**TASK PROMPT**
Reproduce the records exactly.

***** DATASET ROWS *****

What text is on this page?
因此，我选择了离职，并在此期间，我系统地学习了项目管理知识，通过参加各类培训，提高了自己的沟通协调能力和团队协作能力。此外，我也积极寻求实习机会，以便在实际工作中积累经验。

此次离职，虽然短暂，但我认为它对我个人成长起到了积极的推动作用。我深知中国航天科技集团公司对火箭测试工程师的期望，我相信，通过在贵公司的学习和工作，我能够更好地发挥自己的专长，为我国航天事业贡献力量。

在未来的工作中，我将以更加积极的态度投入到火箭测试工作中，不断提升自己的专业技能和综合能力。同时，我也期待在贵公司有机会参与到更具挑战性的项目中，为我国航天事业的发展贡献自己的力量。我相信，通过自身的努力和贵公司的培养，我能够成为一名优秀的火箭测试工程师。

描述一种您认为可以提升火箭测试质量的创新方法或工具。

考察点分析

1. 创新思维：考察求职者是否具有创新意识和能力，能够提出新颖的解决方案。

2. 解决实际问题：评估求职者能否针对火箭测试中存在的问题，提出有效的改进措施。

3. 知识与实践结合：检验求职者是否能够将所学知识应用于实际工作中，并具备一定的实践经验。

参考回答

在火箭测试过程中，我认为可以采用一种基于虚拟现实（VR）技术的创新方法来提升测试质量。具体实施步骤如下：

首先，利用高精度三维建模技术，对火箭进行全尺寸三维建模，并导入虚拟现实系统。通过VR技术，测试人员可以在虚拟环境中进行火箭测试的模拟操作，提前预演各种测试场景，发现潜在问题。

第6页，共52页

*****

**REPLY TO THE EXERCISE**
What text is on this page?
因此，我选择了离职，并在此期间，我系统地学习了项目管理知识，通过参加各类培训，提高了自己的沟通协调能力和团队协作能力。此外，我也积极寻求实习机会，以便在实际工作中积累经验。

此次离职，虽然短暂，但我认为它对我个人成长起到了积极的推动作用。我深知中国航天科技集团公司对火箭测试工程师的期望，我相信，通过在贵公司的学习和工作，我能够更好地发挥自己的专长，为我国航天事业贡献力量。

在未来的工作中，我将以更加积极的态度投入到火箭测试工作中，不断提升自己的专业技能和综合能力。同时，我也期待在贵公司有机会参与到更具挑战性的项目中，为我国航天事业的发展贡献自己的力量。我相信，通过自身的努力和贵公司的培养，我能够成为一名优秀的火箭测试工程师。

描述一种您认为可以提升火箭测试质量的创新方法或工具。

考察点分析

1. 创新思维：考察求职者是否具有创新意识和能力，能够提出新颖的解决方案。

2. 解决实际问题：评估求职者能否针对火箭测试中存在的问题，提出有效的改进措施。

3. 知识与实践结合：检验求职者是否能够将所学知识应用于实际工作中，并具备一定的实践经验。

参考回答

在火箭测试过程中，我认为可以采用一种基于虚拟现实（VR）技术的创新方法来提升测试质量。具体实施步骤如下：

首先，利用高精度三维建模技术，对火箭进行全尺寸三维建模，并导入虚拟现实系统。通过VR技术，测试人员可以在虚拟环境中进行火箭测试的模拟操作，提前预演各种测试场景，发现潜在问题。

第6页，共52页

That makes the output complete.